**Given entries**
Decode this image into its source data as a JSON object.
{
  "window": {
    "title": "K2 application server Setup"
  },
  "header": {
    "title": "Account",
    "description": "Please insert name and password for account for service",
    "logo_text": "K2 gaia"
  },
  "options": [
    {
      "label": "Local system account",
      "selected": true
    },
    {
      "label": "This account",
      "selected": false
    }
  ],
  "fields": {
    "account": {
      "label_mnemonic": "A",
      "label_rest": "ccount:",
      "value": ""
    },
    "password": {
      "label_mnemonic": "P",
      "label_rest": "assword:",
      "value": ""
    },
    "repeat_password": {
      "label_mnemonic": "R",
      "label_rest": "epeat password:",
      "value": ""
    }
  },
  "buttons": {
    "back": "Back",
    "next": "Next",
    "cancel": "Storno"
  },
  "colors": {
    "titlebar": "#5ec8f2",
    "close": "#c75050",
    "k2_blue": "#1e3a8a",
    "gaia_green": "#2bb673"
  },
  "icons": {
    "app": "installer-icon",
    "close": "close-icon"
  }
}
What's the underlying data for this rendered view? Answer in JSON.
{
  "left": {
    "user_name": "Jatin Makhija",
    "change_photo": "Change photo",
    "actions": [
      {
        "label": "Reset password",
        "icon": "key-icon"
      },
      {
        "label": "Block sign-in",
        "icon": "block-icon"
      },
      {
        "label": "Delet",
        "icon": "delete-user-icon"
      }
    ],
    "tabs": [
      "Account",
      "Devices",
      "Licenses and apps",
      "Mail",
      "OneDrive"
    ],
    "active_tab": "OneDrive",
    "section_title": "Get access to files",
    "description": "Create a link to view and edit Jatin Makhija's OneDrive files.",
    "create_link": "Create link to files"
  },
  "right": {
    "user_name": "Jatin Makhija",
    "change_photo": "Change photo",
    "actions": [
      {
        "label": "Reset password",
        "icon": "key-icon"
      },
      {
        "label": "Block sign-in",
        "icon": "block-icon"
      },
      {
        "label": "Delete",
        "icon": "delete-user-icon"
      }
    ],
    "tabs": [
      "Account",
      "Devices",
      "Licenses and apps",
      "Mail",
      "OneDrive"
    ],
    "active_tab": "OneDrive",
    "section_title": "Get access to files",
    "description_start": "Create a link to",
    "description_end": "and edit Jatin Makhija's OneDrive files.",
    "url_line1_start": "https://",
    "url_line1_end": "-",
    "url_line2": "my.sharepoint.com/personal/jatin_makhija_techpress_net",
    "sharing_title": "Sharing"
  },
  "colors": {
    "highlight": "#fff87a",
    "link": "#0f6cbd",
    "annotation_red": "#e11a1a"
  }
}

**Given problem**
Give the number of lines in the material above that have the word "JSON" in them, and nothing more.

**Exercise answer**
2